## EXCERPTED DATA:
......
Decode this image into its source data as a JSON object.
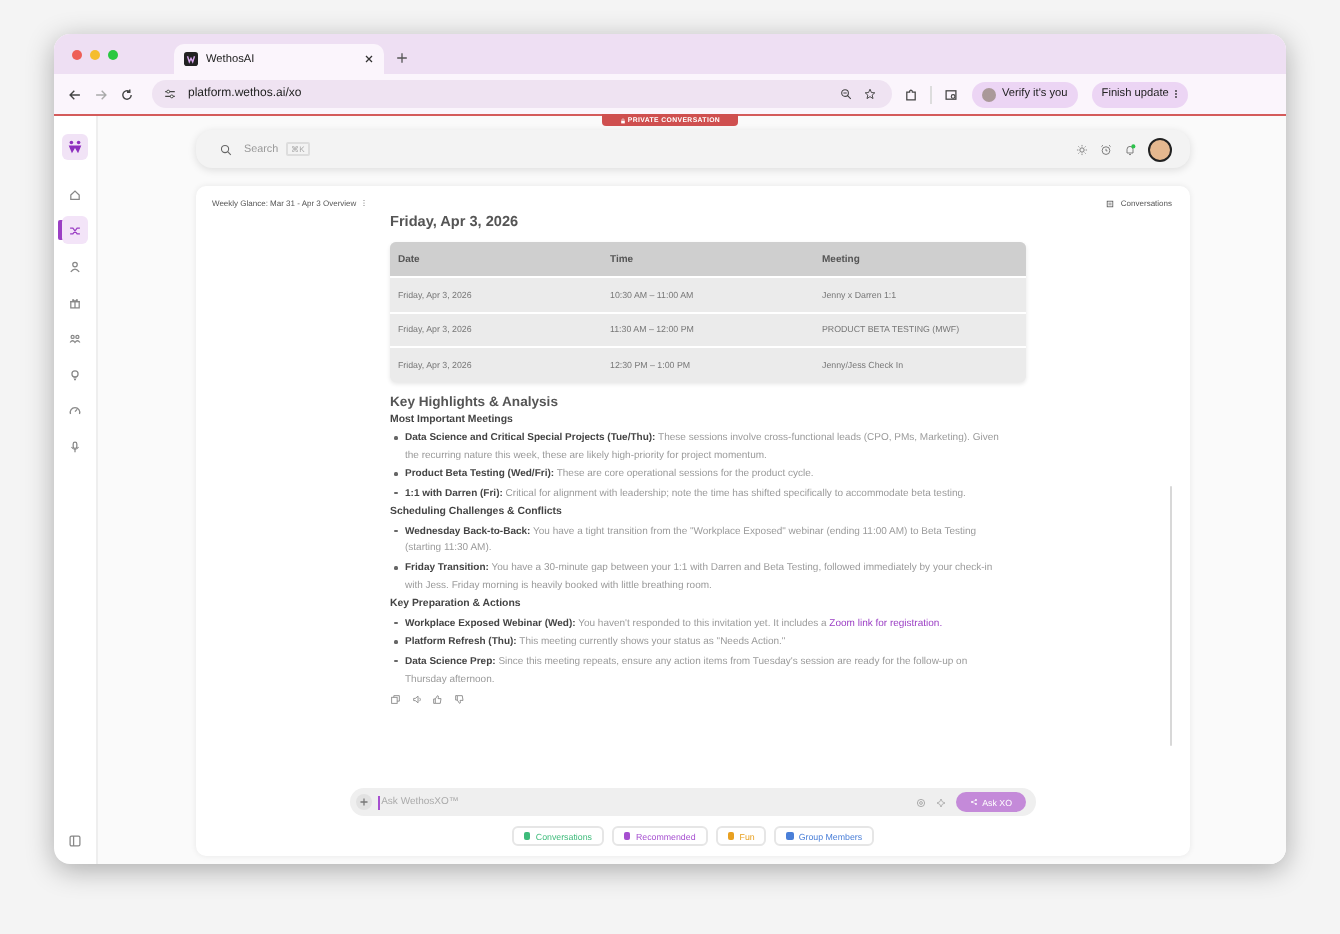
{
  "browser": {
    "tab_title": "WethosAI",
    "url": "platform.wethos.ai/xo",
    "buttons": [
      {
        "kind": "verify",
        "label": "Verify it's you"
      },
      {
        "kind": "update",
        "label": "Finish update"
      }
    ]
  },
  "banner": "PRIVATE CONVERSATION",
  "sidebar": {
    "items": [
      {
        "kind": "home",
        "selected": false
      },
      {
        "kind": "shuffle",
        "selected": true
      },
      {
        "kind": "person",
        "selected": false
      },
      {
        "kind": "gift",
        "selected": false
      },
      {
        "kind": "people",
        "selected": false
      },
      {
        "kind": "bulb",
        "selected": false
      },
      {
        "kind": "gauge",
        "selected": false
      },
      {
        "kind": "mic",
        "selected": false
      }
    ]
  },
  "search": {
    "placeholder": "Search",
    "shortcut": "⌘K"
  },
  "header": {
    "title": "Weekly Glance: Mar 31 - Apr 3 Overview",
    "conversations": "Conversations"
  },
  "day_heading": "Friday, Apr 3, 2026",
  "table": {
    "columns": [
      "Date",
      "Time",
      "Meeting"
    ],
    "rows": [
      [
        "Friday, Apr 3, 2026",
        "10:30 AM – 11:00 AM",
        "Jenny x Darren 1:1"
      ],
      [
        "Friday, Apr 3, 2026",
        "11:30 AM – 12:00 PM",
        "PRODUCT BETA TESTING (MWF)"
      ],
      [
        "Friday, Apr 3, 2026",
        "12:30 PM – 1:00 PM",
        "Jenny/Jess Check In"
      ]
    ]
  },
  "analysis": {
    "heading": "Key Highlights & Analysis",
    "sections": [
      {
        "title": "Most Important Meetings",
        "bullets": [
          {
            "lead": "Data Science and Critical Special Projects (Tue/Thu):",
            "text": "These sessions involve cross-functional leads (CPO, PMs, Marketing). Given the recurring nature this week, these are likely high-priority for project momentum."
          },
          {
            "lead": "Product Beta Testing (Wed/Fri):",
            "text": "These are core operational sessions for the product cycle."
          },
          {
            "lead": "1:1 with Darren (Fri):",
            "text": "Critical for alignment with leadership; note the time has shifted specifically to accommodate beta testing."
          }
        ]
      },
      {
        "title": "Scheduling Challenges & Conflicts",
        "bullets": [
          {
            "lead": "Wednesday Back-to-Back:",
            "text": "You have a tight transition from the \"Workplace Exposed\" webinar (ending 11:00 AM) to Beta Testing (starting 11:30 AM)."
          },
          {
            "lead": "Friday Transition:",
            "text": "You have a 30-minute gap between your 1:1 with Darren and Beta Testing, followed immediately by your check-in with Jess. Friday morning is heavily booked with little breathing room."
          }
        ]
      },
      {
        "title": "Key Preparation & Actions",
        "bullets": [
          {
            "lead": "Workplace Exposed Webinar (Wed):",
            "text": "You haven't responded to this invitation yet. It includes a",
            "link": "Zoom link for registration."
          },
          {
            "lead": "Platform Refresh (Thu):",
            "text": "This meeting currently shows your status as \"Needs Action.\""
          },
          {
            "lead": "Data Science Prep:",
            "text": "Since this meeting repeats, ensure any action items from Tuesday's session are ready for the follow-up on Thursday afternoon."
          }
        ]
      }
    ]
  },
  "composer": {
    "placeholder": "Ask WethosXO™",
    "button": "Ask XO"
  },
  "chips": [
    {
      "label": "Conversations",
      "color": "#3dbb7a"
    },
    {
      "label": "Recommended",
      "color": "#a64fd0"
    },
    {
      "label": "Fun",
      "color": "#e8a020"
    },
    {
      "label": "Group Members",
      "color": "#4a7fd8"
    }
  ]
}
......
## STATED GOAL:
Locate all lines in the listing above with the word "kind" and copy them.

## WRITTEN ANSWER:
        "kind": "verify",
        "kind": "update",
        "kind": "home",
        "kind": "shuffle",
        "kind": "person",
        "kind": "gift",
        "kind": "people",
        "kind": "bulb",
        "kind": "gauge",
        "kind": "mic",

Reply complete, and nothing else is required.